### What you need to do
Nothing but the text of the listing, repeated exactly, belongs in the answer; leave the images out.

· · ·

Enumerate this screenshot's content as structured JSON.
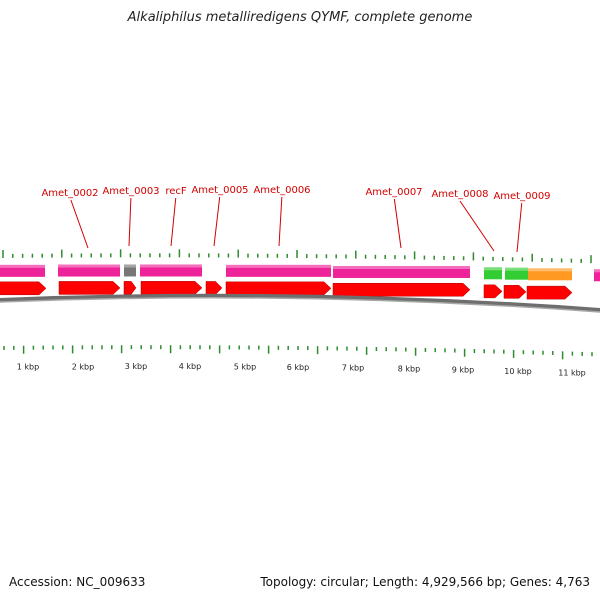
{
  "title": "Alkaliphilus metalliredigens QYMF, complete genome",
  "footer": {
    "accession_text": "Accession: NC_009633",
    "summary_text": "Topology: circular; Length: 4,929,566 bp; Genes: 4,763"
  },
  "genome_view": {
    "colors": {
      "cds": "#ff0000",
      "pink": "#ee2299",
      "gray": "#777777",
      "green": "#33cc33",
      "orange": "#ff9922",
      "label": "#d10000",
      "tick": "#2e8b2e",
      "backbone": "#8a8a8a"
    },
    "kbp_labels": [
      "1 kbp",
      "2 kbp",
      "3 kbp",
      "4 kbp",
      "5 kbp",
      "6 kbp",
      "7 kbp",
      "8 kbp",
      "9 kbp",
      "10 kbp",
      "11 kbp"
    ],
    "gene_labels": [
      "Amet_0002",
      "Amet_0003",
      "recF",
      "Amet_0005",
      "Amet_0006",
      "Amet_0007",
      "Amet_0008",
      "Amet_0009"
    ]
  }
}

· · ·

### Your response
Enumerate this screenshot's content as structured JSON.
{
  "title": "Alkaliphilus metalliredigens QYMF, complete genome",
  "footer": {
    "accession_text": "Accession: NC_009633",
    "summary_text": "Topology: circular; Length: 4,929,566 bp; Genes: 4,763"
  },
  "genome_view": {
    "colors": {
      "cds": "#ff0000",
      "pink": "#ee2299",
      "gray": "#777777",
      "green": "#33cc33",
      "orange": "#ff9922",
      "label": "#d10000",
      "tick": "#2e8b2e",
      "backbone": "#8a8a8a"
    },
    "kbp_labels": [
      "1 kbp",
      "2 kbp",
      "3 kbp",
      "4 kbp",
      "5 kbp",
      "6 kbp",
      "7 kbp",
      "8 kbp",
      "9 kbp",
      "10 kbp",
      "11 kbp"
    ],
    "gene_labels": [
      "Amet_0002",
      "Amet_0003",
      "recF",
      "Amet_0005",
      "Amet_0006",
      "Amet_0007",
      "Amet_0008",
      "Amet_0009"
    ]
  }
}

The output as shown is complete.